_Given instruction_: Filter these entries, keeping only lines that hold the word "this".

(Stored items)
══════════════════════════════

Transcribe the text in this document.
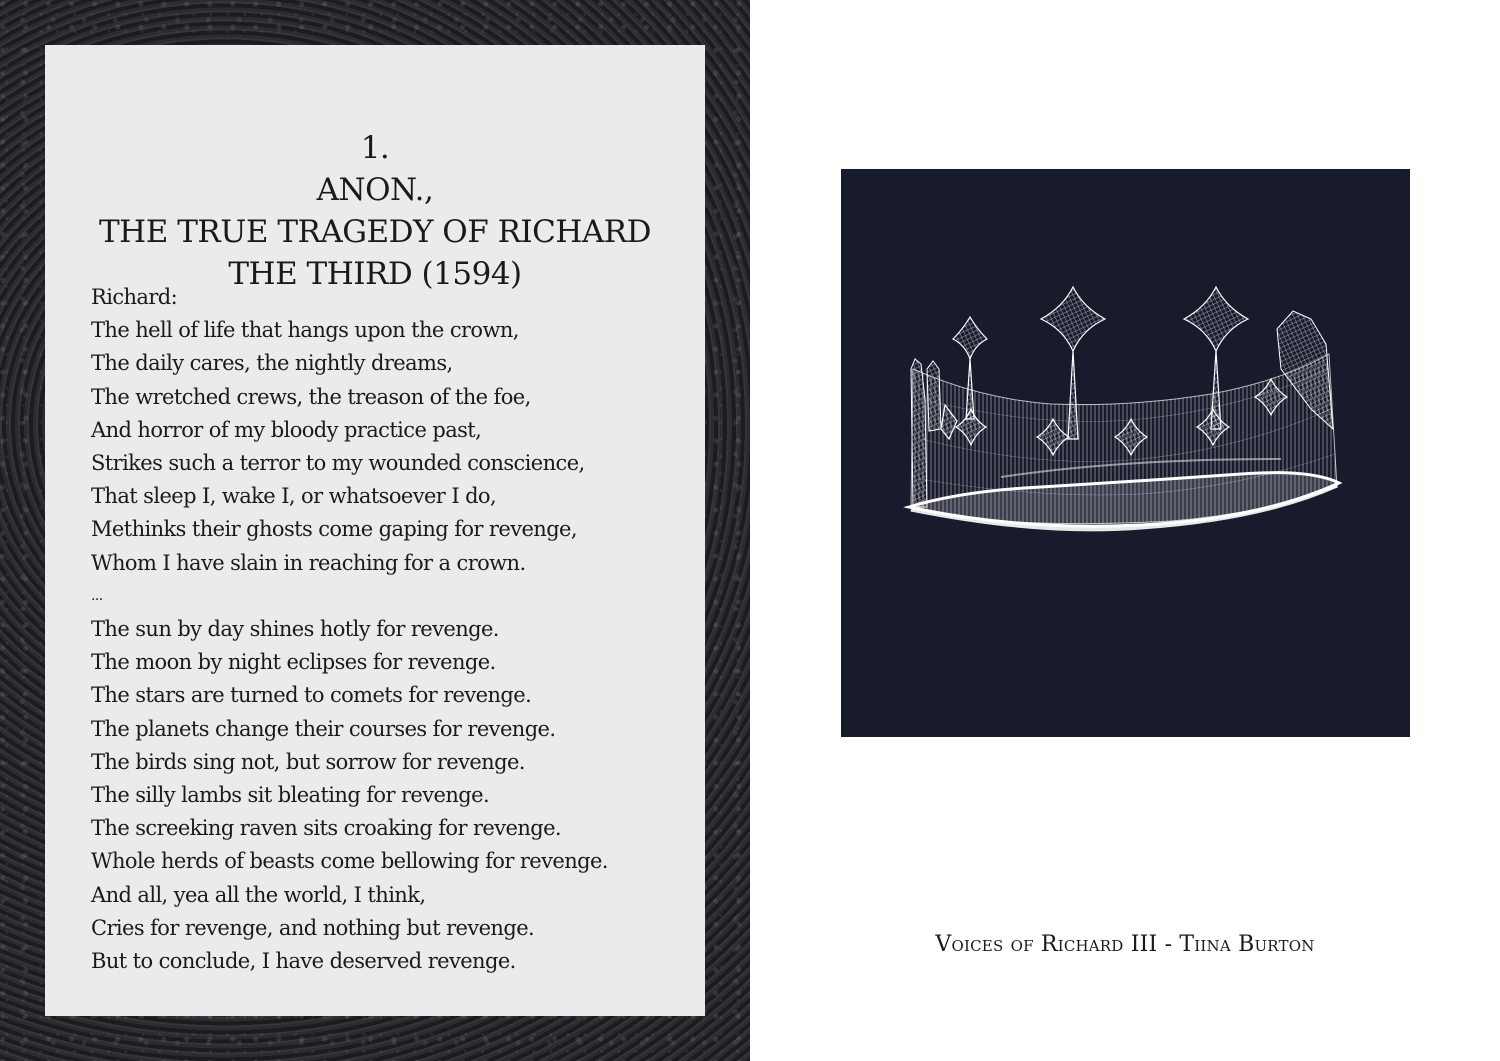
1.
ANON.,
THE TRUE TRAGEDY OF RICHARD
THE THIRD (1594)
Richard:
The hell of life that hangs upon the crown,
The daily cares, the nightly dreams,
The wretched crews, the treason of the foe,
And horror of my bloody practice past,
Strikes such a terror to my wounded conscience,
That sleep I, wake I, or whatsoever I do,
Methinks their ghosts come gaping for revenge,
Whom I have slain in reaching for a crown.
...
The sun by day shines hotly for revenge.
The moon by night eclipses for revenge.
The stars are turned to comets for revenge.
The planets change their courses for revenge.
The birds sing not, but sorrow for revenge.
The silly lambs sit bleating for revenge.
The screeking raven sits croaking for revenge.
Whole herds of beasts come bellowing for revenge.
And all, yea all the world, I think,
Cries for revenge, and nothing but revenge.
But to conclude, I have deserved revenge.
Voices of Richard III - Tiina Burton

══════════════════════════════

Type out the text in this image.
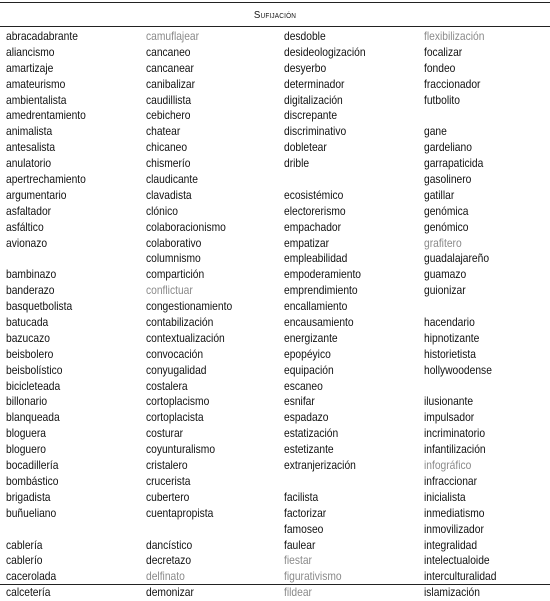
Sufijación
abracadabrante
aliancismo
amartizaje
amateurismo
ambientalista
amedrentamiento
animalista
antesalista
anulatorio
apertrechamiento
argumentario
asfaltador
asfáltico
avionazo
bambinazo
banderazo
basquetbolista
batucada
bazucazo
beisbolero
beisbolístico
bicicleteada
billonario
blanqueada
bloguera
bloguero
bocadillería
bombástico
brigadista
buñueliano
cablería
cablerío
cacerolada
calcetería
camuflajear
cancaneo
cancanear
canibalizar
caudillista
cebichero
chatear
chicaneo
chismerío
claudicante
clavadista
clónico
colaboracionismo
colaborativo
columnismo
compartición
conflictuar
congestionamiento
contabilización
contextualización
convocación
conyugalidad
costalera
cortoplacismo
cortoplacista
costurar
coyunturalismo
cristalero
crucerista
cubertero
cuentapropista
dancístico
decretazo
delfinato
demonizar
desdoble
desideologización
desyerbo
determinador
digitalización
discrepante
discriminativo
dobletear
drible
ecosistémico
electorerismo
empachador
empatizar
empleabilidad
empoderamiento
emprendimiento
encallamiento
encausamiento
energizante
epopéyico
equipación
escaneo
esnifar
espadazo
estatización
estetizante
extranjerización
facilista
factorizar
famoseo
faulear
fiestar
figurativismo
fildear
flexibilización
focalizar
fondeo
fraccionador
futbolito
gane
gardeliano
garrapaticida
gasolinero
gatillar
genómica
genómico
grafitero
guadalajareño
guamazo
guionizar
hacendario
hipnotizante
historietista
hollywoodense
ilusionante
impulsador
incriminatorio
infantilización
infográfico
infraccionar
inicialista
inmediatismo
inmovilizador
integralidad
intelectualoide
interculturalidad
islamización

══════════════════════════════

_The response_:
Transcribe the text in this document.
Type out the text in this image.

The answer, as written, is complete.